**TASK REQUIREMENTS**
With the pictures omitted, write out the entries that follow exactly as they stand.

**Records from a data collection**

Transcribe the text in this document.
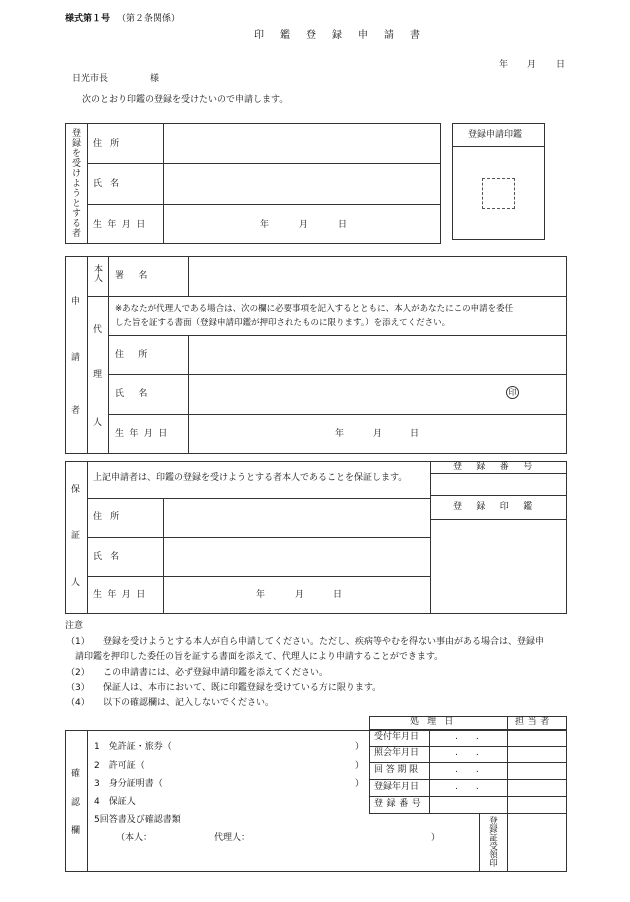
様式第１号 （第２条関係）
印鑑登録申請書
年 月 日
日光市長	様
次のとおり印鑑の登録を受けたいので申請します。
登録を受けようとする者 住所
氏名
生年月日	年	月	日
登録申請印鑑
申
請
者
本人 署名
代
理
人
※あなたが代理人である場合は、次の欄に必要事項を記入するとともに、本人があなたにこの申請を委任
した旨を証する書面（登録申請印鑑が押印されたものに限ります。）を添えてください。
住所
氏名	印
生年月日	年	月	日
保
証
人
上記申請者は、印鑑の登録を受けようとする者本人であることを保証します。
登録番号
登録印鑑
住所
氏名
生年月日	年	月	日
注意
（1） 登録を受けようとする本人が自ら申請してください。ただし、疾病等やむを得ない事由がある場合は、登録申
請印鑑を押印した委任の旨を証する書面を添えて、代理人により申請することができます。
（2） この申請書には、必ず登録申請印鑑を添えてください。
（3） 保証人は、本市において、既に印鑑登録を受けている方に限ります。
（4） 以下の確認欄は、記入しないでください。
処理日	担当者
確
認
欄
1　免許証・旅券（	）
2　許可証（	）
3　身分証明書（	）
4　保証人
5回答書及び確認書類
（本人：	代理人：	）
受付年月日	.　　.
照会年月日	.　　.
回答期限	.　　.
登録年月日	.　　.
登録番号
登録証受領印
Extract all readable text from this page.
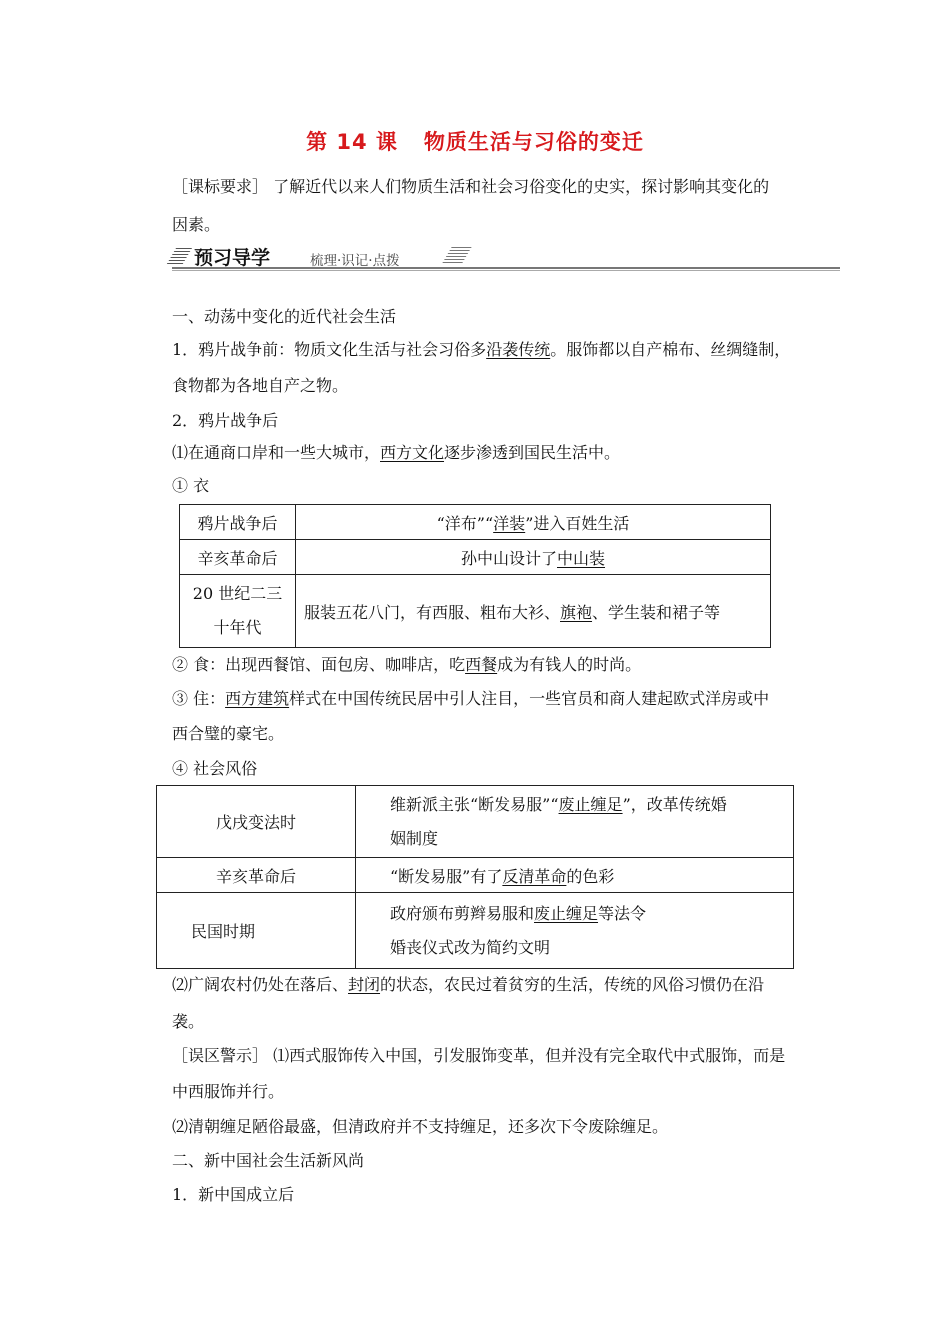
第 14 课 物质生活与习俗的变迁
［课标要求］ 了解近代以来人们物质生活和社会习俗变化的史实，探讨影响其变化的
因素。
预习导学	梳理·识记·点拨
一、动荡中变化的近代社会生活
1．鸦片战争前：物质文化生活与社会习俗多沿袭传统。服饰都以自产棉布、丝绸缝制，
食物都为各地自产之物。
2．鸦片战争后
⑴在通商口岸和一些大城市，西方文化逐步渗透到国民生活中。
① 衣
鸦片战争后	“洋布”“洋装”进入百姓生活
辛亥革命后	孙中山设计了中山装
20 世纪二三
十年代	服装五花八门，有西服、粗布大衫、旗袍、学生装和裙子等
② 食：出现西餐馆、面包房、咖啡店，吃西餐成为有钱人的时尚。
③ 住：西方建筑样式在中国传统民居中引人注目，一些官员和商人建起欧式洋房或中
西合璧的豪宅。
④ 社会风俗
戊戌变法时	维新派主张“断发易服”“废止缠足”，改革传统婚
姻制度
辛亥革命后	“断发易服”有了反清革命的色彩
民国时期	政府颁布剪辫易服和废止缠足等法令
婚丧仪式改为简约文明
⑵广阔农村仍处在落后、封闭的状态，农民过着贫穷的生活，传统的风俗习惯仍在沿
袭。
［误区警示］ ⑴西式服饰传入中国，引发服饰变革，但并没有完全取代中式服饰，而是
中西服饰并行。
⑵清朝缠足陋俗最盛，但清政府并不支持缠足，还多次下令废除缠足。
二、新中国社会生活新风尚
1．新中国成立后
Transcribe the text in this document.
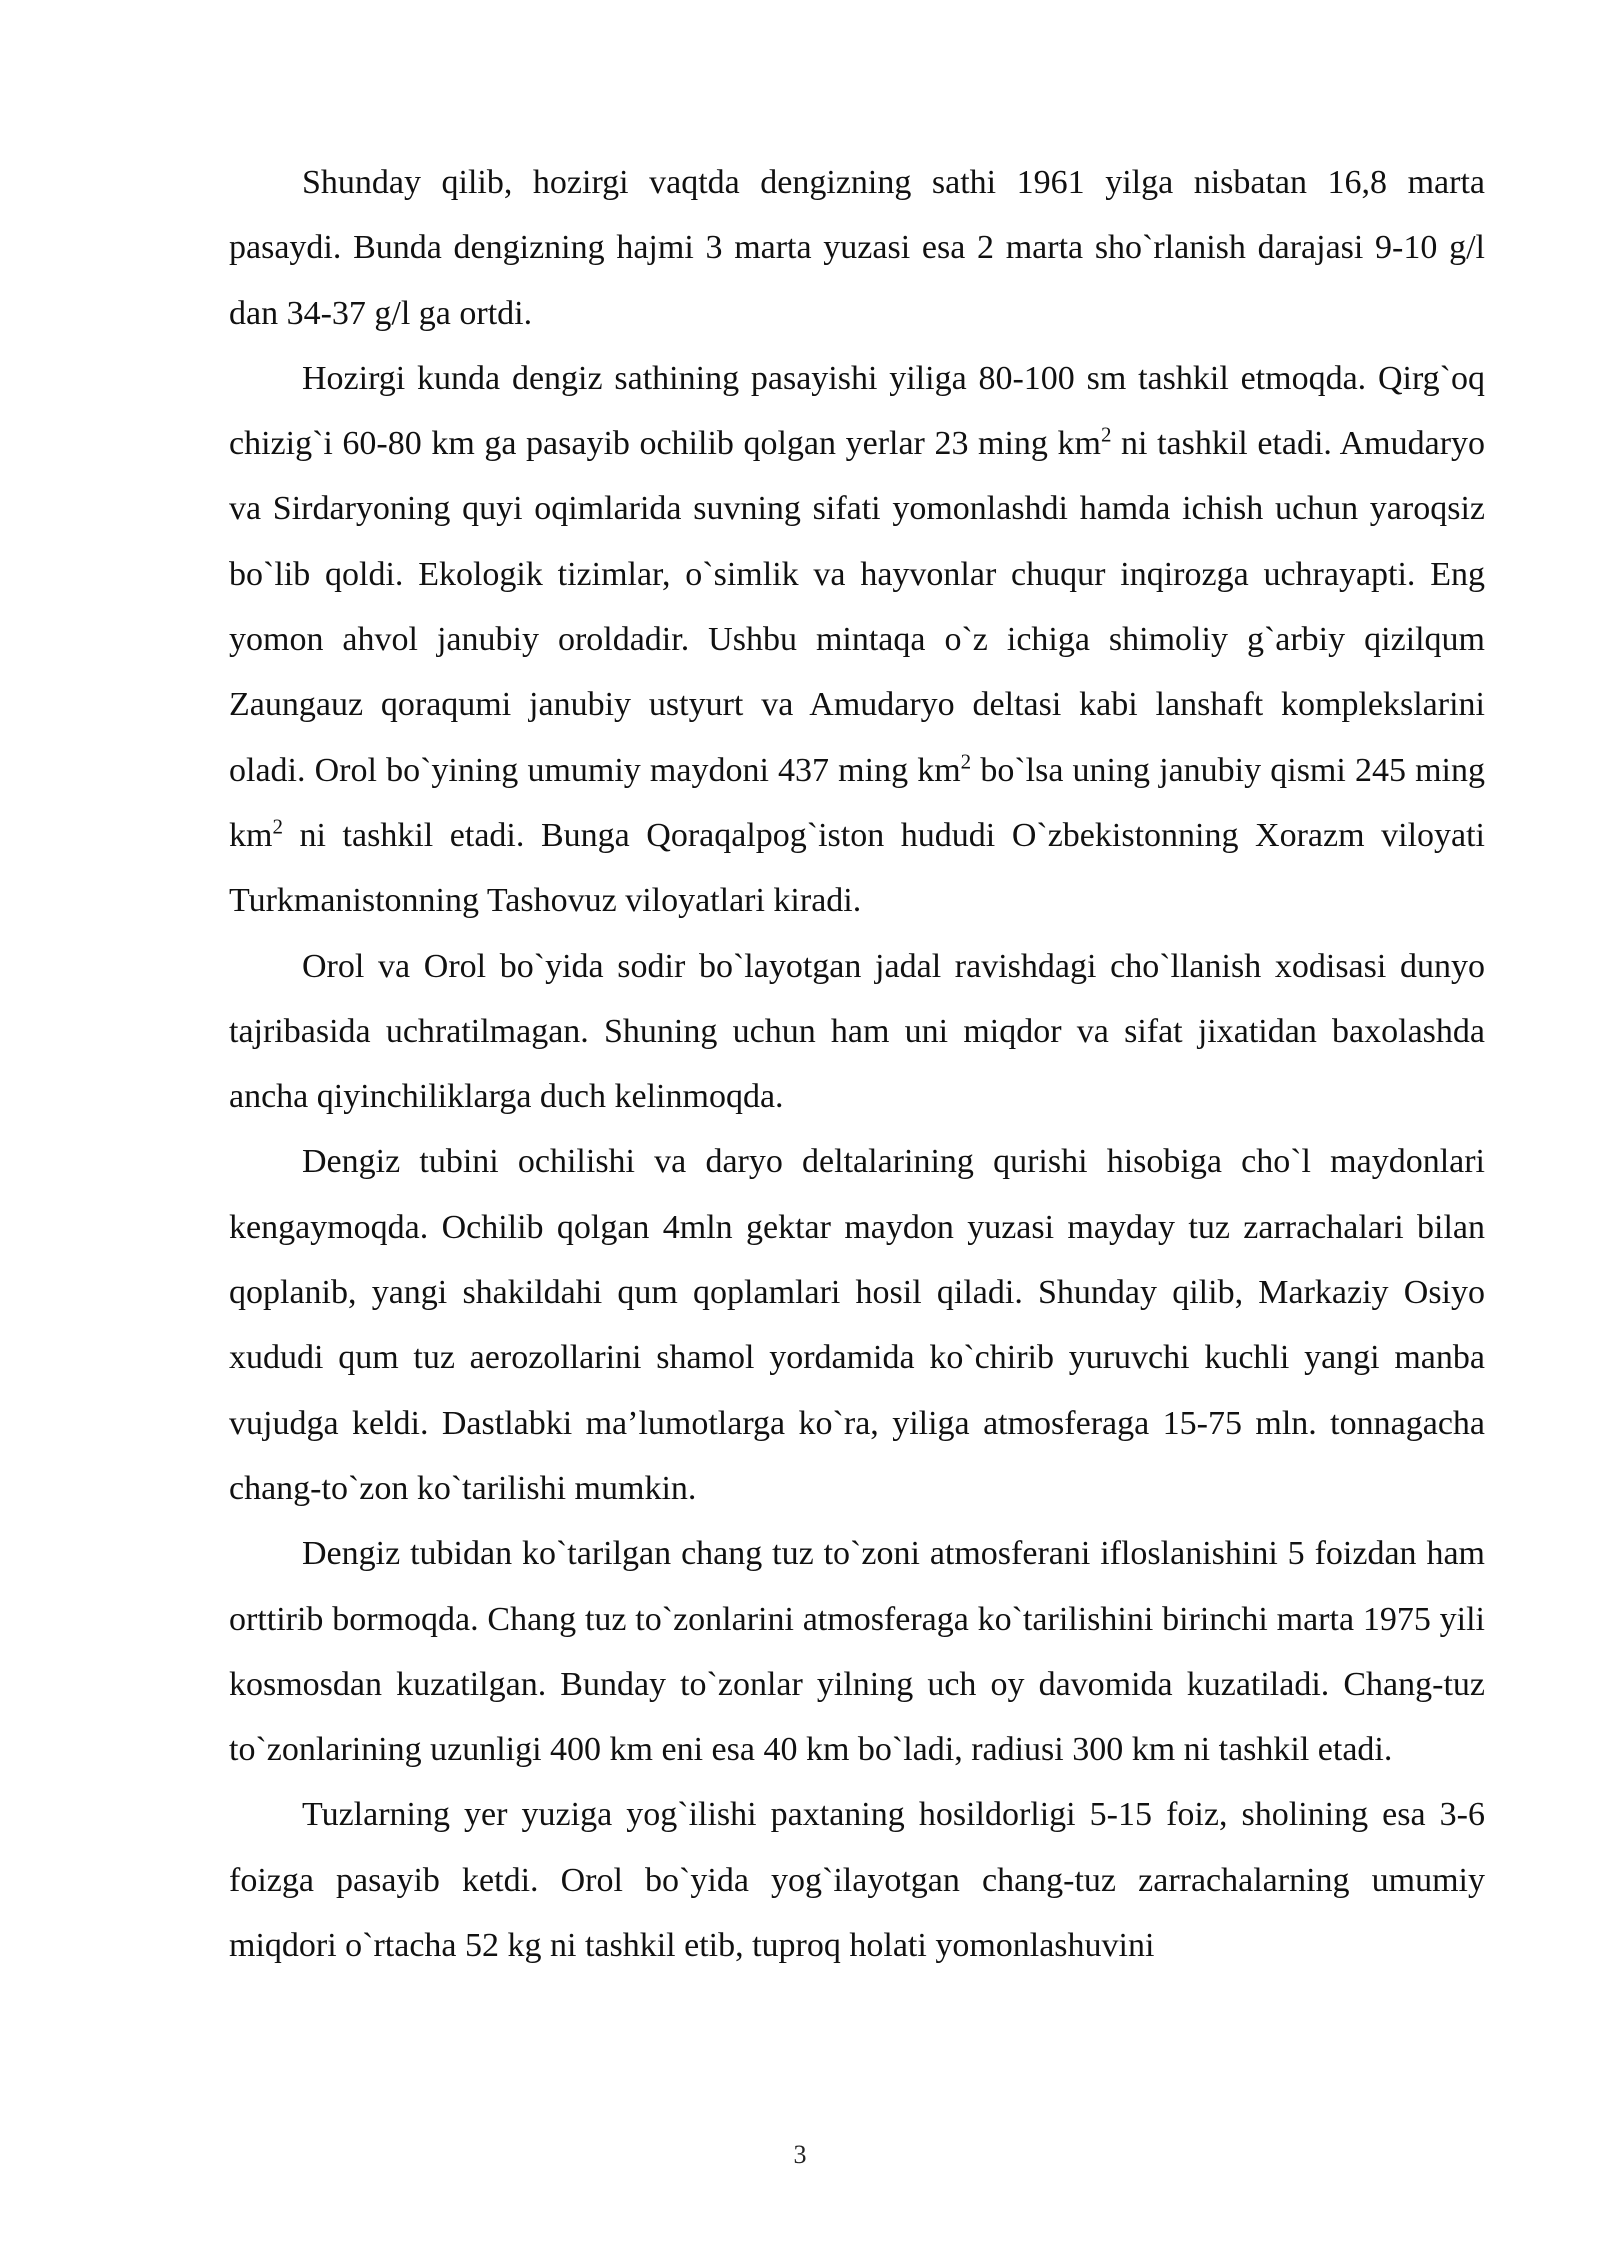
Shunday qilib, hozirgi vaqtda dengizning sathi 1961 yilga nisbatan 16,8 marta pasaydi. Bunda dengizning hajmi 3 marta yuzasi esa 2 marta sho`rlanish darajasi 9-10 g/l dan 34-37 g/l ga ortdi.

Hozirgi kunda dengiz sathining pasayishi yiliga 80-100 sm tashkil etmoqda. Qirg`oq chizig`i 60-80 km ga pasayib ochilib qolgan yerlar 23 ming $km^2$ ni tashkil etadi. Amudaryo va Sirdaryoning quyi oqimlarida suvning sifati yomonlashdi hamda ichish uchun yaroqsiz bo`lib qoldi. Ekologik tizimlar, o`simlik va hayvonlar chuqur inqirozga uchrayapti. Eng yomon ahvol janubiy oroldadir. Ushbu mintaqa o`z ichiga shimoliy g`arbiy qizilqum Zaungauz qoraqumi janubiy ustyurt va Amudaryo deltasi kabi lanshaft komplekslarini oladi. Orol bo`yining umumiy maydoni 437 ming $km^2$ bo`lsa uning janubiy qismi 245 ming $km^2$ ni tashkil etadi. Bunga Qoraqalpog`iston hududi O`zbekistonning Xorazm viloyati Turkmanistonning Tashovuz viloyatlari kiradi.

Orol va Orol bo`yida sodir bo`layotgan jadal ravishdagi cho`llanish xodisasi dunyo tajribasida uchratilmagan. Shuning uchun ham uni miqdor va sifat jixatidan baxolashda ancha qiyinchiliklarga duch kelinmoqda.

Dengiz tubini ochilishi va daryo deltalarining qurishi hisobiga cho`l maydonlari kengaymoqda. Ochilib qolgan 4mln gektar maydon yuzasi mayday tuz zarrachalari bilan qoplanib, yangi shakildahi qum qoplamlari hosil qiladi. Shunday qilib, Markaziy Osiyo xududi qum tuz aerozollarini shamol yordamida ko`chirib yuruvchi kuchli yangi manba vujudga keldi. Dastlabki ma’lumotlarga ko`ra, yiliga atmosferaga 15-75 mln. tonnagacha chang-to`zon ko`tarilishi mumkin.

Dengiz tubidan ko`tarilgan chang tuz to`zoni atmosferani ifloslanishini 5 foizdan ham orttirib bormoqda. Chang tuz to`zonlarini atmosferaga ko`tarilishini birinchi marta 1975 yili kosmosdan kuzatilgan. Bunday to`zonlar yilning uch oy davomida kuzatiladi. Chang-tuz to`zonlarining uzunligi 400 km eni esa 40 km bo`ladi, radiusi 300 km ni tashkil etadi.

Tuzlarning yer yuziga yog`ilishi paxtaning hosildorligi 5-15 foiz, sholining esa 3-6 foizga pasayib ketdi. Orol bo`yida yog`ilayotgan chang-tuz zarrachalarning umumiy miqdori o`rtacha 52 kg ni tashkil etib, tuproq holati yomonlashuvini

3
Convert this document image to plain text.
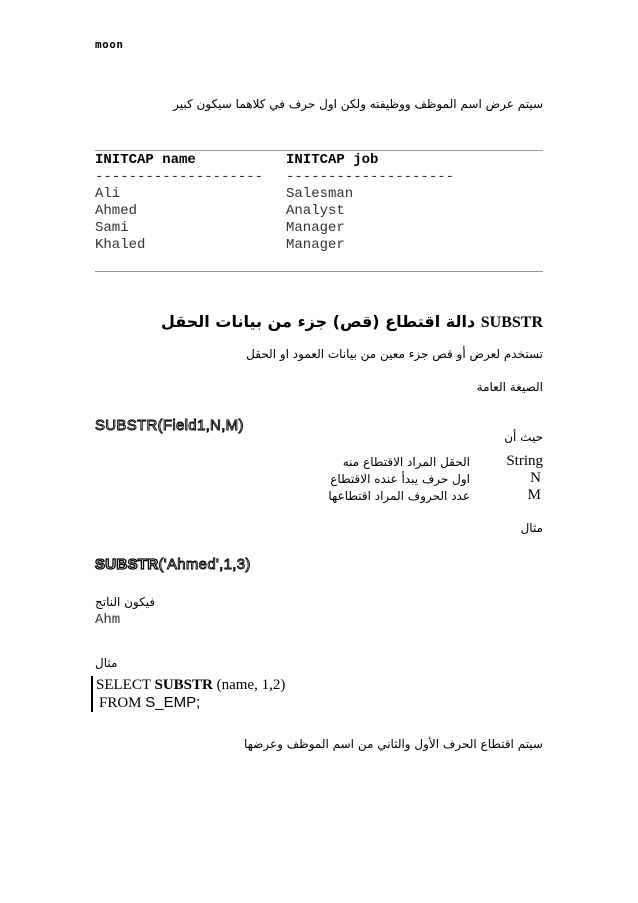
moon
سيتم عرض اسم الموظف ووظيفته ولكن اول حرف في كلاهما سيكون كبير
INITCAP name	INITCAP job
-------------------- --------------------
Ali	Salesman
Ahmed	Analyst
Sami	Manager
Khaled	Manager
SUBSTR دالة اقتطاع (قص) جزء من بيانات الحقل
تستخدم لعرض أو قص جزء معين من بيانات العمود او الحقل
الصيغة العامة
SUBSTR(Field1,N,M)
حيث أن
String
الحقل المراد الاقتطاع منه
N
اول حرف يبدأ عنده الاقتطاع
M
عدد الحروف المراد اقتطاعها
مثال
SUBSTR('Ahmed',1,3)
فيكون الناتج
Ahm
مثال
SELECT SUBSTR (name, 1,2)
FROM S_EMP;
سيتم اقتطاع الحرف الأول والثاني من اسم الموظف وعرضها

**OUTPUT FOR THIS EXERCISE**
Transcribe the text in this document.
様式第１号 （第２条関係）
印鑑登録申請書
年 月 日
日光市長	様
次のとおり印鑑の登録を受けたいので申請します。
登録を受けようとする者 住所
氏名
生年月日	年	月	日
登録申請印鑑
申
請
者
本人 署名
代
理
人
※あなたが代理人である場合は、次の欄に必要事項を記入するとともに、本人があなたにこの申請を委任
した旨を証する書面（登録申請印鑑が押印されたものに限ります。）を添えてください。
住所
氏名	印
生年月日	年	月	日
保
証
人
上記申請者は、印鑑の登録を受けようとする者本人であることを保証します。
登録番号
登録印鑑
住所
氏名
生年月日	年	月	日
注意
（1） 登録を受けようとする本人が自ら申請してください。ただし、疾病等やむを得ない事由がある場合は、登録申
請印鑑を押印した委任の旨を証する書面を添えて、代理人により申請することができます。
（2） この申請書には、必ず登録申請印鑑を添えてください。
（3） 保証人は、本市において、既に印鑑登録を受けている方に限ります。
（4） 以下の確認欄は、記入しないでください。
処理日	担当者
確
認
欄
1　免許証・旅券（	）
2　許可証（	）
3　身分証明書（	）
4　保証人
5回答書及び確認書類
（本人：	代理人：	）
受付年月日	.　　.
照会年月日	.　　.
回答期限	.　　.
登録年月日	.　　.
登録番号
登録証受領印
Extract all readable text from this page.
第 14 课 物质生活与习俗的变迁
［课标要求］ 了解近代以来人们物质生活和社会习俗变化的史实，探讨影响其变化的
因素。
预习导学	梳理·识记·点拨
一、动荡中变化的近代社会生活
1．鸦片战争前：物质文化生活与社会习俗多沿袭传统。服饰都以自产棉布、丝绸缝制，
食物都为各地自产之物。
2．鸦片战争后
⑴在通商口岸和一些大城市，西方文化逐步渗透到国民生活中。
① 衣
鸦片战争后	“洋布”“洋装”进入百姓生活
辛亥革命后	孙中山设计了中山装
20 世纪二三
十年代	服装五花八门，有西服、粗布大衫、旗袍、学生装和裙子等
② 食：出现西餐馆、面包房、咖啡店，吃西餐成为有钱人的时尚。
③ 住：西方建筑样式在中国传统民居中引人注目，一些官员和商人建起欧式洋房或中
西合璧的豪宅。
④ 社会风俗
戊戌变法时	维新派主张“断发易服”“废止缠足”，改革传统婚
姻制度
辛亥革命后	“断发易服”有了反清革命的色彩
民国时期	政府颁布剪辫易服和废止缠足等法令
婚丧仪式改为简约文明
⑵广阔农村仍处在落后、封闭的状态，农民过着贫穷的生活，传统的风俗习惯仍在沿
袭。
［误区警示］ ⑴西式服饰传入中国，引发服饰变革，但并没有完全取代中式服饰，而是
中西服饰并行。
⑵清朝缠足陋俗最盛，但清政府并不支持缠足，还多次下令废除缠足。
二、新中国社会生活新风尚
1．新中国成立后
Transcribe the text in this document.
Shunday qilib, hozirgi vaqtda dengizning sathi 1961 yilga nisbatan 16,8 marta pasaydi. Bunda dengizning hajmi 3 marta yuzasi esa 2 marta sho`rlanish darajasi 9-10 g/l dan 34-37 g/l ga ortdi.

Hozirgi kunda dengiz sathining pasayishi yiliga 80-100 sm tashkil etmoqda. Qirg`oq chizig`i 60-80 km ga pasayib ochilib qolgan yerlar 23 ming $km^2$ ni tashkil etadi. Amudaryo va Sirdaryoning quyi oqimlarida suvning sifati yomonlashdi hamda ichish uchun yaroqsiz bo`lib qoldi. Ekologik tizimlar, o`simlik va hayvonlar chuqur inqirozga uchrayapti. Eng yomon ahvol janubiy oroldadir. Ushbu mintaqa o`z ichiga shimoliy g`arbiy qizilqum Zaungauz qoraqumi janubiy ustyurt va Amudaryo deltasi kabi lanshaft komplekslarini oladi. Orol bo`yining umumiy maydoni 437 ming $km^2$ bo`lsa uning janubiy qismi 245 ming $km^2$ ni tashkil etadi. Bunga Qoraqalpog`iston hududi O`zbekistonning Xorazm viloyati Turkmanistonning Tashovuz viloyatlari kiradi.

Orol va Orol bo`yida sodir bo`layotgan jadal ravishdagi cho`llanish xodisasi dunyo tajribasida uchratilmagan. Shuning uchun ham uni miqdor va sifat jixatidan baxolashda ancha qiyinchiliklarga duch kelinmoqda.

Dengiz tubini ochilishi va daryo deltalarining qurishi hisobiga cho`l maydonlari kengaymoqda. Ochilib qolgan 4mln gektar maydon yuzasi mayday tuz zarrachalari bilan qoplanib, yangi shakildahi qum qoplamlari hosil qiladi. Shunday qilib, Markaziy Osiyo xududi qum tuz aerozollarini shamol yordamida ko`chirib yuruvchi kuchli yangi manba vujudga keldi. Dastlabki ma’lumotlarga ko`ra, yiliga atmosferaga 15-75 mln. tonnagacha chang-to`zon ko`tarilishi mumkin.

Dengiz tubidan ko`tarilgan chang tuz to`zoni atmosferani ifloslanishini 5 foizdan ham orttirib bormoqda. Chang tuz to`zonlarini atmosferaga ko`tarilishini birinchi marta 1975 yili kosmosdan kuzatilgan. Bunday to`zonlar yilning uch oy davomida kuzatiladi. Chang-tuz to`zonlarining uzunligi 400 km eni esa 40 km bo`ladi, radiusi 300 km ni tashkil etadi.

Tuzlarning yer yuziga yog`ilishi paxtaning hosildorligi 5-15 foiz, sholining esa 3-6 foizga pasayib ketdi. Orol bo`yida yog`ilayotgan chang-tuz zarrachalarning umumiy miqdori o`rtacha 52 kg ni tashkil etib, tuproq holati yomonlashuvini

3
Convert this document image to plain text.
moon
سيتم عرض اسم الموظف ووظيفته ولكن اول حرف في كلاهما سيكون كبير
INITCAP name	INITCAP job
-------------------- --------------------
Ali	Salesman
Ahmed	Analyst
Sami	Manager
Khaled	Manager
SUBSTR دالة اقتطاع (قص) جزء من بيانات الحقل
تستخدم لعرض أو قص جزء معين من بيانات العمود او الحقل
الصيغة العامة
SUBSTR(Field1,N,M)
حيث أن
String
الحقل المراد الاقتطاع منه
N
اول حرف يبدأ عنده الاقتطاع
M
عدد الحروف المراد اقتطاعها
مثال
SUBSTR('Ahmed',1,3)
فيكون الناتج
Ahm
مثال
SELECT SUBSTR (name, 1,2)
FROM S_EMP;
سيتم اقتطاع الحرف الأول والثاني من اسم الموظف وعرضها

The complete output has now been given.